WHAT TO WORK ON. Where a line below holds the string "Classification", copy that line.
---------- GIVEN INFORMATION
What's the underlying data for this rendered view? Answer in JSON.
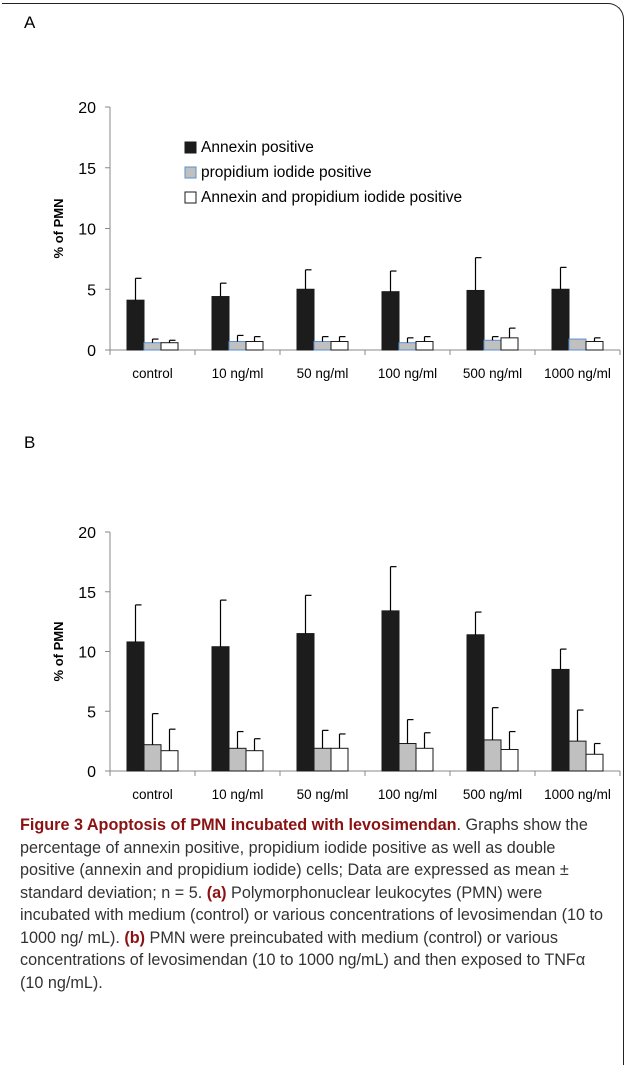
{
  "panels": [
    {
      "label": "A",
      "legend": [
        "Annexin positive",
        "propidium iodide positive",
        "Annexin and propidium iodide positive"
      ],
      "chart_data": {
        "type": "bar",
        "ylabel": "% of PMN",
        "ylim": [
          0,
          20
        ],
        "yticks": [
          0,
          5,
          10,
          15,
          20
        ],
        "categories": [
          "control",
          "10 ng/ml",
          "50 ng/ml",
          "100 ng/ml",
          "500 ng/ml",
          "1000 ng/ml"
        ],
        "series": [
          {
            "name": "Annexin positive",
            "color": "#1c1c1c",
            "values": [
              4.1,
              4.4,
              5.0,
              4.8,
              4.9,
              5.0
            ],
            "errors": [
              1.8,
              1.1,
              1.6,
              1.7,
              2.7,
              1.8
            ]
          },
          {
            "name": "propidium iodide positive",
            "color": "#c0c0c0",
            "stroke": "#5b8fd0",
            "values": [
              0.6,
              0.7,
              0.7,
              0.6,
              0.8,
              0.9
            ],
            "errors": [
              0.3,
              0.5,
              0.4,
              0.4,
              0.3,
              0.0
            ]
          },
          {
            "name": "Annexin and propidium iodide positive",
            "color": "#ffffff",
            "values": [
              0.6,
              0.7,
              0.7,
              0.7,
              1.0,
              0.7
            ],
            "errors": [
              0.2,
              0.4,
              0.4,
              0.4,
              0.8,
              0.3
            ]
          }
        ],
        "legend_position": "top"
      }
    },
    {
      "label": "B",
      "chart_data": {
        "type": "bar",
        "ylabel": "% of PMN",
        "ylim": [
          0,
          20
        ],
        "yticks": [
          0,
          5,
          10,
          15,
          20
        ],
        "categories": [
          "control",
          "10 ng/ml",
          "50 ng/ml",
          "100 ng/ml",
          "500 ng/ml",
          "1000 ng/ml"
        ],
        "series": [
          {
            "color": "#1c1c1c",
            "values": [
              10.8,
              10.4,
              11.5,
              13.4,
              11.4,
              8.5
            ],
            "errors": [
              3.1,
              3.9,
              3.2,
              3.7,
              1.9,
              1.7
            ]
          },
          {
            "color": "#c0c0c0",
            "values": [
              2.2,
              1.9,
              1.9,
              2.3,
              2.6,
              2.5
            ],
            "errors": [
              2.6,
              1.4,
              1.5,
              2.0,
              2.7,
              2.6
            ]
          },
          {
            "color": "#ffffff",
            "values": [
              1.7,
              1.7,
              1.9,
              1.9,
              1.8,
              1.4
            ],
            "errors": [
              1.8,
              1.0,
              1.2,
              1.3,
              1.5,
              0.9
            ]
          }
        ]
      }
    }
  ],
  "caption": {
    "title": "Figure 3 Apoptosis of PMN incubated with levosimendan",
    "title_end": ".",
    "text1": " Graphs show the percentage of annexin positive, propidium iodide positive as well as double positive (annexin and propidium iodide) cells; Data are expressed as mean ± standard deviation; n = 5. ",
    "tag_a": "(a)",
    "text2": " Polymorphonuclear leukocytes (PMN) were incubated with medium (control) or various concentrations of levosimendan (10 to 1000 ng/ mL). ",
    "tag_b": "(b)",
    "text3": " PMN were preincubated with medium (control) or various concentrations of levosimendan (10 to 1000 ng/mL) and then exposed to TNFα (10 ng/mL)."
  }
}
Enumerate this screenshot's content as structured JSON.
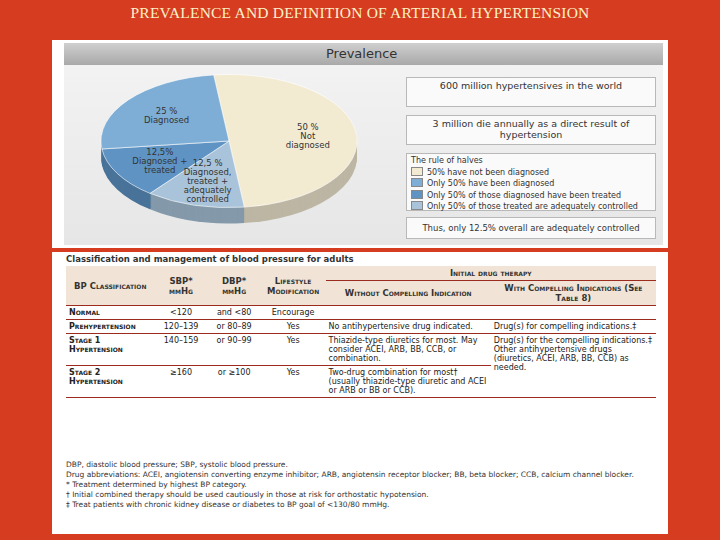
{
  "title": "PREVALENCE AND DEFINITION OF ARTERIAL HYPERTENSION",
  "chart_data": {
    "type": "pie",
    "title": "Prevalence",
    "categories": [
      "Not diagnosed",
      "Diagnosed, treated + adequately controlled",
      "Diagnosed + treated",
      "Diagnosed"
    ],
    "values": [
      50,
      12.5,
      12.5,
      25
    ],
    "value_labels": [
      "50 %",
      "12,5 %",
      "12,5%",
      "25 %"
    ],
    "colors": [
      "#f3ead2",
      "#a9c4da",
      "#5e93c4",
      "#7eaed6"
    ],
    "data_labels": true
  },
  "facts": [
    "600 million hypertensives in the world",
    "3 million die annually as a direct result of hypertension"
  ],
  "legend": {
    "title": "The rule of halves",
    "items": [
      {
        "label": "50% have not been diagnosed",
        "color": "#f3ead2"
      },
      {
        "label": "Only 50% have been diagnosed",
        "color": "#7eaed6"
      },
      {
        "label": "Only 50% of those diagnosed have been treated",
        "color": "#5e93c4"
      },
      {
        "label": "Only 50% of those treated are adequately controlled",
        "color": "#a9c4da"
      }
    ]
  },
  "conclusion": "Thus, only 12.5% overall are adequately controlled",
  "table": {
    "caption": "Classification and management of blood pressure for adults",
    "group_header": "Initial drug therapy",
    "columns": [
      "BP Classification",
      "SBP* mmHg",
      "DBP* mmHg",
      "Lifestyle Modification",
      "Without Compelling Indication",
      "With Compelling Indications (See Table 8)"
    ],
    "rows": [
      [
        "Normal",
        "<120",
        "and <80",
        "Encourage"
      ],
      [
        "Prehypertension",
        "120–139",
        "or 80–89",
        "Yes",
        "No antihypertensive drug indicated.",
        "Drug(s) for compelling indications.‡"
      ],
      [
        "Stage 1 Hypertension",
        "140–159",
        "or 90–99",
        "Yes",
        "Thiazide-type diuretics for most. May consider ACEI, ARB, BB, CCB, or combination.",
        "Drug(s) for the compelling indications.‡ Other antihypertensive drugs (diuretics, ACEI, ARB, BB, CCB) as needed."
      ],
      [
        "Stage 2 Hypertension",
        "≥160",
        "or ≥100",
        "Yes",
        "Two-drug combination for most† (usually thiazide-type diuretic and ACEI or ARB or BB or CCB)."
      ]
    ],
    "footnotes": [
      "DBP, diastolic blood pressure; SBP, systolic blood pressure.",
      "Drug abbreviations: ACEI, angiotensin converting enzyme inhibitor; ARB, angiotensin receptor blocker; BB, beta blocker; CCB, calcium channel blocker.",
      "* Treatment determined by highest BP category.",
      "† Initial combined therapy should be used cautiously in those at risk for orthostatic hypotension.",
      "‡ Treat patients with chronic kidney disease or diabetes to BP goal of <130/80 mmHg."
    ]
  }
}
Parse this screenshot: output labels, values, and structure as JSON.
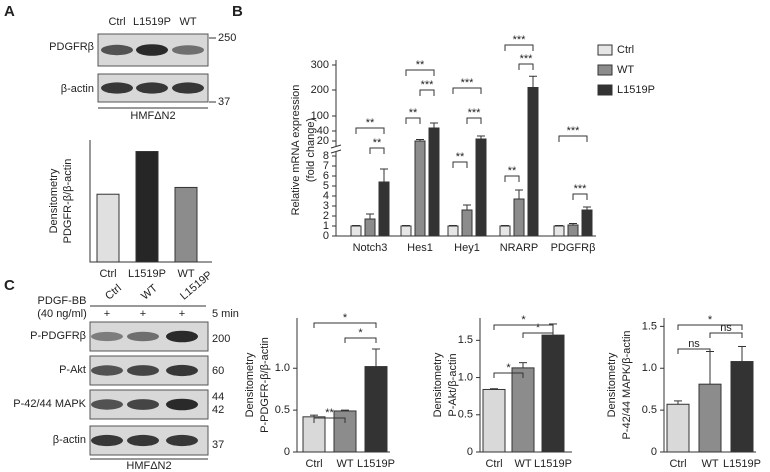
{
  "panels": {
    "a": "A",
    "b": "B",
    "c": "C"
  },
  "blots_a": {
    "lanes": [
      "Ctrl",
      "L1519P",
      "WT"
    ],
    "rows": [
      "PDGFRβ",
      "β-actin"
    ],
    "markers": [
      "250",
      "37"
    ],
    "cell": "HMFΔN2"
  },
  "blots_c": {
    "lanes": [
      "Ctrl",
      "WT",
      "L1519P"
    ],
    "treatment": [
      "PDGF-BB",
      "(40 ng/ml)"
    ],
    "plus": [
      "+",
      "+",
      "+"
    ],
    "time": "5 min",
    "rows": [
      "P-PDGFRβ",
      "P-Akt",
      "P-42/44 MAPK",
      "β-actin"
    ],
    "markers": [
      "200",
      "60",
      "44",
      "42",
      "37"
    ],
    "cell": "HMFΔN2"
  },
  "chart_data": [
    {
      "type": "bar",
      "ylabel": [
        "Densitometry",
        "PDGFR-β/β-actin"
      ],
      "categories": [
        "Ctrl",
        "L1519P",
        "WT"
      ],
      "values": [
        1,
        1.63,
        1.1
      ],
      "colors": [
        "#e0e0e0",
        "#262626",
        "#8c8c8c"
      ],
      "ylim": [
        0,
        1.8
      ]
    },
    {
      "type": "grouped",
      "ylabel": [
        "Relative mRNA expression",
        "(fold change)"
      ],
      "categories": [
        "Notch3",
        "Hes1",
        "Hey1",
        "NRARP",
        "PDGFRβ"
      ],
      "series": [
        {
          "name": "Ctrl",
          "color": "#e6e6e6",
          "values": [
            1,
            1,
            1,
            1,
            1
          ],
          "errors": [
            0.05,
            0.05,
            0.05,
            0.05,
            0.05
          ]
        },
        {
          "name": "WT",
          "color": "#8c8c8c",
          "values": [
            1.7,
            20,
            2.6,
            3.7,
            1.1
          ],
          "errors": [
            0.5,
            3,
            0.5,
            0.9,
            0.15
          ]
        },
        {
          "name": "L1519P",
          "color": "#333333",
          "values": [
            5.4,
            52,
            24,
            210,
            2.6
          ],
          "errors": [
            1.3,
            20,
            6,
            45,
            0.3
          ]
        }
      ],
      "ylim": [
        0,
        300
      ],
      "yticks": [
        0,
        1,
        2,
        3,
        4,
        5,
        6,
        7,
        8,
        20,
        40,
        100,
        200,
        300
      ],
      "annotations": [
        "**",
        "**",
        "**",
        "**",
        "***",
        "***",
        "**",
        "***",
        "***",
        "**",
        "***",
        "***",
        "***"
      ]
    },
    {
      "type": "bar",
      "ylabel": [
        "Densitometry",
        "P-PDGFR-β/β-actin"
      ],
      "categories": [
        "Ctrl",
        "WT",
        "L1519P"
      ],
      "values": [
        0.42,
        0.49,
        1.02
      ],
      "errors": [
        0.02,
        0.01,
        0.21
      ],
      "colors": [
        "#d9d9d9",
        "#8c8c8c",
        "#333333"
      ],
      "ylim": [
        0,
        1.6
      ],
      "yticks": [
        0,
        0.5,
        {
          "value": 1,
          "label": "1.0"
        }
      ],
      "annotations": [
        "**",
        "*",
        "*"
      ]
    },
    {
      "type": "bar",
      "ylabel": [
        "Densitometry",
        "P-Akt/β-actin"
      ],
      "categories": [
        "Ctrl",
        "WT",
        "L1519P"
      ],
      "values": [
        0.84,
        1.13,
        1.57
      ],
      "errors": [
        0.01,
        0.07,
        0.15
      ],
      "colors": [
        "#d9d9d9",
        "#8c8c8c",
        "#333333"
      ],
      "ylim": [
        0,
        1.8
      ],
      "yticks": [
        0,
        0.5,
        {
          "value": 1,
          "label": "1.0"
        },
        1.5
      ],
      "annotations": [
        "*",
        "*",
        "*"
      ]
    },
    {
      "type": "bar",
      "ylabel": [
        "Densitometry",
        "P-42/44 MAPK/β-actin"
      ],
      "categories": [
        "Ctrl",
        "WT",
        "L1519P"
      ],
      "values": [
        0.57,
        0.81,
        1.08
      ],
      "errors": [
        0.04,
        0.39,
        0.18
      ],
      "colors": [
        "#d9d9d9",
        "#8c8c8c",
        "#333333"
      ],
      "ylim": [
        0,
        1.6
      ],
      "yticks": [
        0,
        0.5,
        {
          "value": 1,
          "label": "1.0"
        },
        1.5
      ],
      "annotations": [
        "ns",
        "ns",
        "*"
      ]
    }
  ]
}
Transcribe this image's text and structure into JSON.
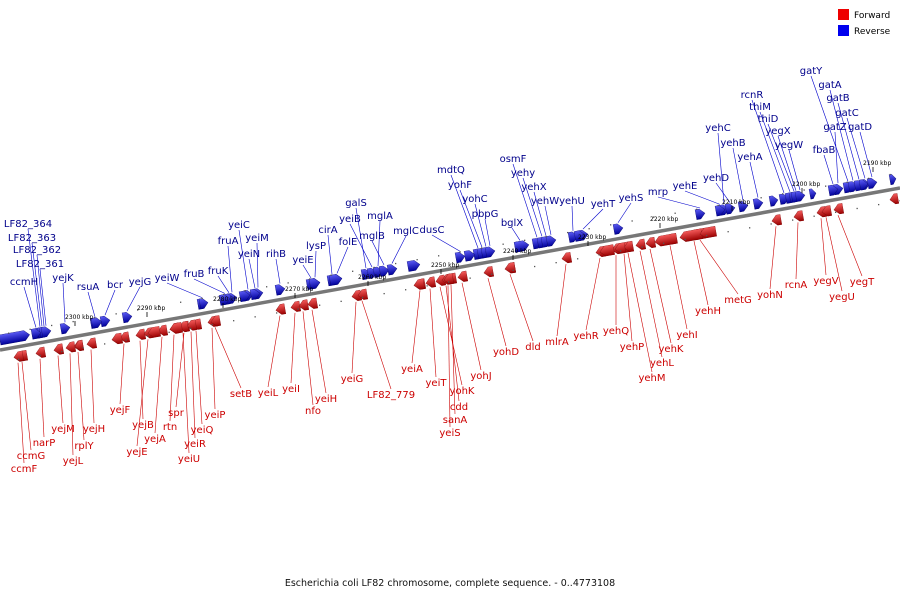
{
  "caption": "Escherichia coli LF82 chromosome, complete sequence. - 0..4773108",
  "legend": [
    {
      "label": "Forward",
      "color": "#ee0000"
    },
    {
      "label": "Reverse",
      "color": "#0000ee"
    }
  ],
  "colors": {
    "forward": "#ee0000",
    "reverse": "#0000ee",
    "forward_text": "#cc0000",
    "reverse_text": "#00008b",
    "backbone": "#777777"
  },
  "kbp_ticks": [
    "2190 kbp",
    "2200 kbp",
    "2210 kbp",
    "2220 kbp",
    "2230 kbp",
    "2240 kbp",
    "2250 kbp",
    "2260 kbp",
    "2270 kbp",
    "2280 kbp",
    "2290 kbp",
    "2300 kbp"
  ],
  "reverse_genes": [
    "gatY",
    "gatA",
    "gatB",
    "gatC",
    "gatZ",
    "gatD",
    "rcnR",
    "thiM",
    "thiD",
    "yegX",
    "yegW",
    "fbaB",
    "yehC",
    "yehB",
    "yehA",
    "yehD",
    "yehE",
    "mrp",
    "yehS",
    "yehT",
    "yehU",
    "osmF",
    "yehy",
    "yehX",
    "yehW",
    "bglX",
    "mdtQ",
    "yohF",
    "yohC",
    "pbpG",
    "dusC",
    "galS",
    "yeiB",
    "mglA",
    "mglB",
    "mglC",
    "cirA",
    "folE",
    "lysP",
    "yeiE",
    "yeiC",
    "fruA",
    "yeiM",
    "yeiN",
    "rihB",
    "fruB",
    "fruK",
    "yeiW",
    "yejG",
    "bcr",
    "rsuA",
    "yejK",
    "LF82_364",
    "LF82_363",
    "LF82_362",
    "LF82_361",
    "ccmH"
  ],
  "forward_genes": [
    "ccmG",
    "ccmF",
    "narP",
    "yejM",
    "rplY",
    "yejL",
    "yejH",
    "yejF",
    "yejB",
    "yejE",
    "yejA",
    "rtn",
    "spr",
    "yeiQ",
    "yeiR",
    "yeiU",
    "yeiP",
    "setB",
    "yeiL",
    "yeiI",
    "nfo",
    "yeiH",
    "yeiG",
    "LF82_779",
    "yeiA",
    "yeiT",
    "yohK",
    "cdd",
    "sanA",
    "yeiS",
    "yohJ",
    "yohD",
    "dld",
    "mlrA",
    "yehR",
    "yehQ",
    "yehP",
    "yehM",
    "yehL",
    "yehK",
    "yehI",
    "yehH",
    "metG",
    "yohN",
    "rcnA",
    "yegV",
    "yegU",
    "yegT"
  ]
}
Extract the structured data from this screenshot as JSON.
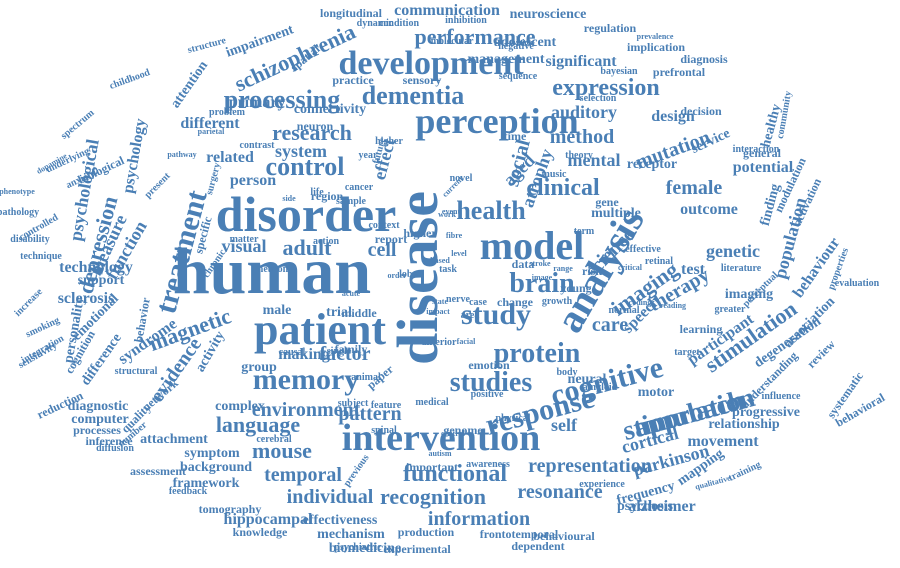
{
  "color": "#4a7fb5",
  "words": [
    "human",
    "disease",
    "disorder",
    "patient",
    "intervention",
    "analysis",
    "perception",
    "development",
    "model",
    "memory",
    "response",
    "cognitive",
    "treatment",
    "dementia",
    "processing",
    "study",
    "studies",
    "protein",
    "brain",
    "health",
    "control",
    "clinical",
    "stimulation",
    "functional",
    "language",
    "expression",
    "performance",
    "research",
    "schizophrenia",
    "communication",
    "neuroscience",
    "longitudinal",
    "adolescent",
    "management",
    "significant",
    "method",
    "mental",
    "social",
    "auditory",
    "system",
    "effect",
    "adult",
    "cell",
    "factor",
    "evidence",
    "activity",
    "magnetic",
    "depression",
    "psychological",
    "psychology",
    "measure",
    "function",
    "technology",
    "support",
    "sclerosis",
    "personality",
    "emotional",
    "cognition",
    "difference",
    "syndrome",
    "network",
    "behavior",
    "visual",
    "person",
    "related",
    "different",
    "primary",
    "attention",
    "impairment",
    "connectivity",
    "neuron",
    "spatial",
    "structure",
    "environment",
    "mouse",
    "temporal",
    "individual",
    "recognition",
    "information",
    "representation",
    "resonance",
    "parkinson",
    "alzheimer",
    "hippocampal",
    "effectiveness",
    "mechanism",
    "biomedicine",
    "frontotemporal",
    "dependent",
    "experimental",
    "behavioural",
    "knowledge",
    "tomography",
    "framework",
    "assessment",
    "background",
    "symptom",
    "attachment",
    "complex",
    "pattern",
    "group",
    "making",
    "male",
    "middle",
    "trial",
    "self",
    "neural",
    "motor",
    "cortical",
    "movement",
    "relationship",
    "progressive",
    "approach",
    "stimulation",
    "participant",
    "therapy",
    "imaging",
    "speech",
    "science",
    "female",
    "mutation",
    "potential",
    "outcome",
    "genetic",
    "multiple",
    "gene",
    "young",
    "risk",
    "data",
    "care",
    "change",
    "case",
    "area",
    "test",
    "imaging",
    "finding",
    "population",
    "behaviour",
    "association",
    "degeneration",
    "understanding",
    "learning",
    "review",
    "evaluation",
    "properties",
    "modulation",
    "activation",
    "perceptual",
    "healthy",
    "community",
    "interaction",
    "general",
    "design",
    "decision",
    "prefrontal",
    "diagnosis",
    "implication",
    "regulation",
    "prevalence",
    "bayesian",
    "sequence",
    "selection",
    "receptor",
    "service",
    "atrophy",
    "aged",
    "time",
    "theory",
    "influence",
    "mapping",
    "frequency",
    "psychosis",
    "experience",
    "training",
    "qualitative",
    "diagnostic",
    "computer",
    "processes",
    "inference",
    "diffusion",
    "reduction",
    "sensitivity",
    "integration",
    "smoking",
    "increase",
    "technique",
    "disability",
    "pathology",
    "phenotype",
    "spectrum",
    "underlying",
    "dopamine",
    "childhood",
    "biological",
    "present",
    "anxiety",
    "controlled",
    "structural",
    "quality",
    "number",
    "cerebral",
    "feedback",
    "psychiatric",
    "production",
    "important",
    "awareness",
    "previous",
    "genome",
    "physical",
    "medical",
    "feature",
    "subject",
    "paper",
    "body",
    "emotion",
    "positive",
    "anterior",
    "family",
    "single",
    "region",
    "action",
    "matter",
    "sample",
    "cancer",
    "report",
    "lobe",
    "higher",
    "work",
    "state",
    "nerve",
    "animal",
    "molecular",
    "negative",
    "inhibition",
    "condition",
    "dynamic",
    "practice",
    "sensory",
    "problem",
    "parietal",
    "contrast",
    "pathway",
    "specific",
    "surgery",
    "chronic",
    "neuron",
    "behavioral",
    "systematic",
    "greater",
    "literature",
    "critical",
    "normal",
    "retinal",
    "effective",
    "based",
    "higher",
    "future",
    "current",
    "event",
    "coding",
    "reading",
    "target",
    "amyloid",
    "growth",
    "impact",
    "facial",
    "spinal",
    "central",
    "autism",
    "causal",
    "acute",
    "music",
    "stroke",
    "range",
    "image",
    "order",
    "term",
    "level",
    "task",
    "fibre",
    "novel",
    "side",
    "life",
    "year",
    "context",
    "vision",
    "child",
    "adolescent"
  ]
}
--------------------
ANSWER TO THE EXERCISE.
    "caption": "Classification and management of blood pressure for adults",
      "BP Classification",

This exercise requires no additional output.